(Dataset items)

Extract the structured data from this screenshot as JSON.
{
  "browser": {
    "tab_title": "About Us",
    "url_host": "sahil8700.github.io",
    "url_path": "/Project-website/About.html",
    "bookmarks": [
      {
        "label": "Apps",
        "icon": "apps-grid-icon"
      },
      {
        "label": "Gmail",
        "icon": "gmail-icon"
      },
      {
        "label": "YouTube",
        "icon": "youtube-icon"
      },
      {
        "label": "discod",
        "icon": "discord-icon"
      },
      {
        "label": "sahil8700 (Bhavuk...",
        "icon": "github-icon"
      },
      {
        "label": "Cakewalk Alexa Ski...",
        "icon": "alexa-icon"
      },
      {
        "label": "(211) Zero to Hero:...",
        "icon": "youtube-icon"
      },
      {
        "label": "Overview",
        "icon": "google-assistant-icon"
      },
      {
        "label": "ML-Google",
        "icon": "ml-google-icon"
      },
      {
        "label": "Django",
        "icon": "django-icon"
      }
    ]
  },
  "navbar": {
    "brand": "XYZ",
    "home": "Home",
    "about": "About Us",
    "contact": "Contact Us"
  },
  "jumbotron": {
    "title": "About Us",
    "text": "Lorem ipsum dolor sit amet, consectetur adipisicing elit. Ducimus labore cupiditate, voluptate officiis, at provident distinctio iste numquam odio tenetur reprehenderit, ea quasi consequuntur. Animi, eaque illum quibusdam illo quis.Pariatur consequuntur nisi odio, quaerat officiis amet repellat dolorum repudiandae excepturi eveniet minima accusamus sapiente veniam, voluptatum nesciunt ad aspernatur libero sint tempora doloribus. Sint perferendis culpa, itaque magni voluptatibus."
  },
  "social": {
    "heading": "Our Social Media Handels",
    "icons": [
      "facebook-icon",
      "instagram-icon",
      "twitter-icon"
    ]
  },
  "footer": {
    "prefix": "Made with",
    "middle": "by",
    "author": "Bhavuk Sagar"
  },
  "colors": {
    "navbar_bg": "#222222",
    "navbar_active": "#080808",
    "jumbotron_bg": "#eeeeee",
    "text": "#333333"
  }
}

• [Directions]: Extract every line of the records above that contains the word "label".

• [Answer to the exercise]:
        "label": "Apps",
        "label": "Gmail",
        "label": "YouTube",
        "label": "discod",
        "label": "sahil8700 (Bhavuk...",
        "label": "Cakewalk Alexa Ski...",
        "label": "(211) Zero to Hero:...",
        "label": "Overview",
        "label": "ML-Google",
        "label": "Django",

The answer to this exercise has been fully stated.